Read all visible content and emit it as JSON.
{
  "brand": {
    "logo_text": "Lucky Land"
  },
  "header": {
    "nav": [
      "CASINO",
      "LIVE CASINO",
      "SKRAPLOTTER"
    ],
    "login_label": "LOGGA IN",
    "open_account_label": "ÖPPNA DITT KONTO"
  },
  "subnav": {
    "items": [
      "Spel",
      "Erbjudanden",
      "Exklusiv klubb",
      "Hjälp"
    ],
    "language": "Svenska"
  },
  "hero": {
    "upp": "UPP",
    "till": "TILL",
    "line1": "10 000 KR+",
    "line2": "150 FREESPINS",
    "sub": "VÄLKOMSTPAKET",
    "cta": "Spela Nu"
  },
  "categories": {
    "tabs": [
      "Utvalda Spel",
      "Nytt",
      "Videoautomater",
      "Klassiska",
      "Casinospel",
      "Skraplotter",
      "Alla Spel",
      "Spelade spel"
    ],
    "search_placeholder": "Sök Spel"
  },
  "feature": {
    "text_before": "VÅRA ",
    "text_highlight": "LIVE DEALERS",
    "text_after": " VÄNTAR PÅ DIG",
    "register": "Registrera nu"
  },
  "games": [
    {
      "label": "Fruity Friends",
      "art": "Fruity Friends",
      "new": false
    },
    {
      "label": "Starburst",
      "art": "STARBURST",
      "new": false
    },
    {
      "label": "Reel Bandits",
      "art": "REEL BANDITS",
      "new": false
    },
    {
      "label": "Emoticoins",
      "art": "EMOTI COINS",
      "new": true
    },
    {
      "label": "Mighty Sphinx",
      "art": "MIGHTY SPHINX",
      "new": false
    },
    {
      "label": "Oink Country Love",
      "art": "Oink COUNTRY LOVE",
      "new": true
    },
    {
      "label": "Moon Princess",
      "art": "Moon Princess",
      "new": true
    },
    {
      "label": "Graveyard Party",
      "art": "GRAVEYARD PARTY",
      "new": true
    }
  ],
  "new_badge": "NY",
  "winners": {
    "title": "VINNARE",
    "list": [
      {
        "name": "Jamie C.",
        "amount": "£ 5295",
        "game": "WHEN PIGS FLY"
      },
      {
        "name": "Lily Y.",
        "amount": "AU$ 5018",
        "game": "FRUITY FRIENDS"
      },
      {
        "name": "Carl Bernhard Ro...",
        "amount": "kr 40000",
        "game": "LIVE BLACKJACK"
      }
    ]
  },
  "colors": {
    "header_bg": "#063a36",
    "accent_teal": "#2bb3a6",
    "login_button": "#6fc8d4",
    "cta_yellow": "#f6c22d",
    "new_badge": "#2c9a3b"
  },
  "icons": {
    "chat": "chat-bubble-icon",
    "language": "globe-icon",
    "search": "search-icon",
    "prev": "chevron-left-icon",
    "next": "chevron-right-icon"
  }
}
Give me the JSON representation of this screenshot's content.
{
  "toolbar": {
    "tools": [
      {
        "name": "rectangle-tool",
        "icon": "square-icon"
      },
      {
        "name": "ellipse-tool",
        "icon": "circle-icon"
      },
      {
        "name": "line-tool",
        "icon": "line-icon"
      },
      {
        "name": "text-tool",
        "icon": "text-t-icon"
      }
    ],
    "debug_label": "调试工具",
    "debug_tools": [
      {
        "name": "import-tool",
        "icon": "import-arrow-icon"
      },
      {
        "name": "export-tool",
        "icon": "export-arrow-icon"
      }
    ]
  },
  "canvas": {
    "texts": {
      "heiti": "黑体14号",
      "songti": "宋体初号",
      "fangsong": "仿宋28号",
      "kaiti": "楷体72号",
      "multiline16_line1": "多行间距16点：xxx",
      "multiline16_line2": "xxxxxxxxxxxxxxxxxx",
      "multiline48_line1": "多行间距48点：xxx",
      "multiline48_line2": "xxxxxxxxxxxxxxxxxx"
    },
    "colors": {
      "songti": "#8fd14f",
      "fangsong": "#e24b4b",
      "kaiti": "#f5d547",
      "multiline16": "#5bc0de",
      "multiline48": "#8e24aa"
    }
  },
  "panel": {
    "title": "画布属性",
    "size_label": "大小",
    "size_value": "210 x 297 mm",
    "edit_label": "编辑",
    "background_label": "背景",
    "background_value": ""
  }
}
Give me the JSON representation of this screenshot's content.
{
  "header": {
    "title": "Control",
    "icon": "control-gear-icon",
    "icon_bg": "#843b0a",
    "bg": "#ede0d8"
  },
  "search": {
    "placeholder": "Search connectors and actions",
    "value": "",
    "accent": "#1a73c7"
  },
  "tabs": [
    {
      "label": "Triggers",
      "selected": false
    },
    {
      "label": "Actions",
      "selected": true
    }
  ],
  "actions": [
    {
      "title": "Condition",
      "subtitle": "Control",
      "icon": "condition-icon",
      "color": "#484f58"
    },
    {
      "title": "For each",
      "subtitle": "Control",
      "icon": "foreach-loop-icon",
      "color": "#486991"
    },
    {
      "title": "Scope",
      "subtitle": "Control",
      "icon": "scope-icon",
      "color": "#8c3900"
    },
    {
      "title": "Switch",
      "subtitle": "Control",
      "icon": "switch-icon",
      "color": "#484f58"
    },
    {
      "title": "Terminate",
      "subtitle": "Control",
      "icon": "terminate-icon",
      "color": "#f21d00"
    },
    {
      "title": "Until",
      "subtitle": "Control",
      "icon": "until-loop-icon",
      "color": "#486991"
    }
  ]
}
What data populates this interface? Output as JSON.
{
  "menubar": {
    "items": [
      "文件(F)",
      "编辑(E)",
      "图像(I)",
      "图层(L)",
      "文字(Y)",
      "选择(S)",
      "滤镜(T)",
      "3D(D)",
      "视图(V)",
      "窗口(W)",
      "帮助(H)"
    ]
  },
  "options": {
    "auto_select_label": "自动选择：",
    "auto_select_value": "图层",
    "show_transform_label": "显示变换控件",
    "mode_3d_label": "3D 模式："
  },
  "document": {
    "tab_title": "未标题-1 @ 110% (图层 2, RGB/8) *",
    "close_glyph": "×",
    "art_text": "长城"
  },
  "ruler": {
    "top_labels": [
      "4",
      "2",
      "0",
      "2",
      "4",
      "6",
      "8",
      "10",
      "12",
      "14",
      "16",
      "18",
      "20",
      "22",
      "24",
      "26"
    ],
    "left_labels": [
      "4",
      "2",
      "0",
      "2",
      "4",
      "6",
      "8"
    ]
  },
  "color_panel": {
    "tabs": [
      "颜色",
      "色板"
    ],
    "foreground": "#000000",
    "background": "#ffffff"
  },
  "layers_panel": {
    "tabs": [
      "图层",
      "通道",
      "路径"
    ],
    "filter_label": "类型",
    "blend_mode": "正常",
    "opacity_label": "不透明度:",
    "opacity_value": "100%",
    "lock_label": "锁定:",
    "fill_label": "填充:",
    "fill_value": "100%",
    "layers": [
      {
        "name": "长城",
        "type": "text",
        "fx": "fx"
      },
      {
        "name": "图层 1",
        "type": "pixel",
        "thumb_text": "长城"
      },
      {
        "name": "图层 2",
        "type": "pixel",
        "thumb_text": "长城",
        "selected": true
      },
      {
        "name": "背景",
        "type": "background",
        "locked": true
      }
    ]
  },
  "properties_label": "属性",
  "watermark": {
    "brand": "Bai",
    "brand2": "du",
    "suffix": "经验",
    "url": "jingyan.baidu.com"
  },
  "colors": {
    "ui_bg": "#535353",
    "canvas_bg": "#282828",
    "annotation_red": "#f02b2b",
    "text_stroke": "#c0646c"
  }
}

EXERCISE PROMPT>
Repeat every record exactly as written, please.

RESULT FOR THIS EXERCISE>
Read all visible content and emit it as JSON.
{
  "brand": {
    "logo_text": "Lucky Land"
  },
  "header": {
    "nav": [
      "CASINO",
      "LIVE CASINO",
      "SKRAPLOTTER"
    ],
    "login_label": "LOGGA IN",
    "open_account_label": "ÖPPNA DITT KONTO"
  },
  "subnav": {
    "items": [
      "Spel",
      "Erbjudanden",
      "Exklusiv klubb",
      "Hjälp"
    ],
    "language": "Svenska"
  },
  "hero": {
    "upp": "UPP",
    "till": "TILL",
    "line1": "10 000 KR+",
    "line2": "150 FREESPINS",
    "sub": "VÄLKOMSTPAKET",
    "cta": "Spela Nu"
  },
  "categories": {
    "tabs": [
      "Utvalda Spel",
      "Nytt",
      "Videoautomater",
      "Klassiska",
      "Casinospel",
      "Skraplotter",
      "Alla Spel",
      "Spelade spel"
    ],
    "search_placeholder": "Sök Spel"
  },
  "feature": {
    "text_before": "VÅRA ",
    "text_highlight": "LIVE DEALERS",
    "text_after": " VÄNTAR PÅ DIG",
    "register": "Registrera nu"
  },
  "games": [
    {
      "label": "Fruity Friends",
      "art": "Fruity Friends",
      "new": false
    },
    {
      "label": "Starburst",
      "art": "STARBURST",
      "new": false
    },
    {
      "label": "Reel Bandits",
      "art": "REEL BANDITS",
      "new": false
    },
    {
      "label": "Emoticoins",
      "art": "EMOTI COINS",
      "new": true
    },
    {
      "label": "Mighty Sphinx",
      "art": "MIGHTY SPHINX",
      "new": false
    },
    {
      "label": "Oink Country Love",
      "art": "Oink COUNTRY LOVE",
      "new": true
    },
    {
      "label": "Moon Princess",
      "art": "Moon Princess",
      "new": true
    },
    {
      "label": "Graveyard Party",
      "art": "GRAVEYARD PARTY",
      "new": true
    }
  ],
  "new_badge": "NY",
  "winners": {
    "title": "VINNARE",
    "list": [
      {
        "name": "Jamie C.",
        "amount": "£ 5295",
        "game": "WHEN PIGS FLY"
      },
      {
        "name": "Lily Y.",
        "amount": "AU$ 5018",
        "game": "FRUITY FRIENDS"
      },
      {
        "name": "Carl Bernhard Ro...",
        "amount": "kr 40000",
        "game": "LIVE BLACKJACK"
      }
    ]
  },
  "colors": {
    "header_bg": "#063a36",
    "accent_teal": "#2bb3a6",
    "login_button": "#6fc8d4",
    "cta_yellow": "#f6c22d",
    "new_badge": "#2c9a3b"
  },
  "icons": {
    "chat": "chat-bubble-icon",
    "language": "globe-icon",
    "search": "search-icon",
    "prev": "chevron-left-icon",
    "next": "chevron-right-icon"
  }
}
Give me the JSON representation of this screenshot's content.
{
  "toolbar": {
    "tools": [
      {
        "name": "rectangle-tool",
        "icon": "square-icon"
      },
      {
        "name": "ellipse-tool",
        "icon": "circle-icon"
      },
      {
        "name": "line-tool",
        "icon": "line-icon"
      },
      {
        "name": "text-tool",
        "icon": "text-t-icon"
      }
    ],
    "debug_label": "调试工具",
    "debug_tools": [
      {
        "name": "import-tool",
        "icon": "import-arrow-icon"
      },
      {
        "name": "export-tool",
        "icon": "export-arrow-icon"
      }
    ]
  },
  "canvas": {
    "texts": {
      "heiti": "黑体14号",
      "songti": "宋体初号",
      "fangsong": "仿宋28号",
      "kaiti": "楷体72号",
      "multiline16_line1": "多行间距16点：xxx",
      "multiline16_line2": "xxxxxxxxxxxxxxxxxx",
      "multiline48_line1": "多行间距48点：xxx",
      "multiline48_line2": "xxxxxxxxxxxxxxxxxx"
    },
    "colors": {
      "songti": "#8fd14f",
      "fangsong": "#e24b4b",
      "kaiti": "#f5d547",
      "multiline16": "#5bc0de",
      "multiline48": "#8e24aa"
    }
  },
  "panel": {
    "title": "画布属性",
    "size_label": "大小",
    "size_value": "210 x 297 mm",
    "edit_label": "编辑",
    "background_label": "背景",
    "background_value": ""
  }
}
Give me the JSON representation of this screenshot's content.
{
  "header": {
    "title": "Control",
    "icon": "control-gear-icon",
    "icon_bg": "#843b0a",
    "bg": "#ede0d8"
  },
  "search": {
    "placeholder": "Search connectors and actions",
    "value": "",
    "accent": "#1a73c7"
  },
  "tabs": [
    {
      "label": "Triggers",
      "selected": false
    },
    {
      "label": "Actions",
      "selected": true
    }
  ],
  "actions": [
    {
      "title": "Condition",
      "subtitle": "Control",
      "icon": "condition-icon",
      "color": "#484f58"
    },
    {
      "title": "For each",
      "subtitle": "Control",
      "icon": "foreach-loop-icon",
      "color": "#486991"
    },
    {
      "title": "Scope",
      "subtitle": "Control",
      "icon": "scope-icon",
      "color": "#8c3900"
    },
    {
      "title": "Switch",
      "subtitle": "Control",
      "icon": "switch-icon",
      "color": "#484f58"
    },
    {
      "title": "Terminate",
      "subtitle": "Control",
      "icon": "terminate-icon",
      "color": "#f21d00"
    },
    {
      "title": "Until",
      "subtitle": "Control",
      "icon": "until-loop-icon",
      "color": "#486991"
    }
  ]
}
What data populates this interface? Output as JSON.
{
  "menubar": {
    "items": [
      "文件(F)",
      "编辑(E)",
      "图像(I)",
      "图层(L)",
      "文字(Y)",
      "选择(S)",
      "滤镜(T)",
      "3D(D)",
      "视图(V)",
      "窗口(W)",
      "帮助(H)"
    ]
  },
  "options": {
    "auto_select_label": "自动选择：",
    "auto_select_value": "图层",
    "show_transform_label": "显示变换控件",
    "mode_3d_label": "3D 模式："
  },
  "document": {
    "tab_title": "未标题-1 @ 110% (图层 2, RGB/8) *",
    "close_glyph": "×",
    "art_text": "长城"
  },
  "ruler": {
    "top_labels": [
      "4",
      "2",
      "0",
      "2",
      "4",
      "6",
      "8",
      "10",
      "12",
      "14",
      "16",
      "18",
      "20",
      "22",
      "24",
      "26"
    ],
    "left_labels": [
      "4",
      "2",
      "0",
      "2",
      "4",
      "6",
      "8"
    ]
  },
  "color_panel": {
    "tabs": [
      "颜色",
      "色板"
    ],
    "foreground": "#000000",
    "background": "#ffffff"
  },
  "layers_panel": {
    "tabs": [
      "图层",
      "通道",
      "路径"
    ],
    "filter_label": "类型",
    "blend_mode": "正常",
    "opacity_label": "不透明度:",
    "opacity_value": "100%",
    "lock_label": "锁定:",
    "fill_label": "填充:",
    "fill_value": "100%",
    "layers": [
      {
        "name": "长城",
        "type": "text",
        "fx": "fx"
      },
      {
        "name": "图层 1",
        "type": "pixel",
        "thumb_text": "长城"
      },
      {
        "name": "图层 2",
        "type": "pixel",
        "thumb_text": "长城",
        "selected": true
      },
      {
        "name": "背景",
        "type": "background",
        "locked": true
      }
    ]
  },
  "properties_label": "属性",
  "watermark": {
    "brand": "Bai",
    "brand2": "du",
    "suffix": "经验",
    "url": "jingyan.baidu.com"
  },
  "colors": {
    "ui_bg": "#535353",
    "canvas_bg": "#282828",
    "annotation_red": "#f02b2b",
    "text_stroke": "#c0646c"
  }
}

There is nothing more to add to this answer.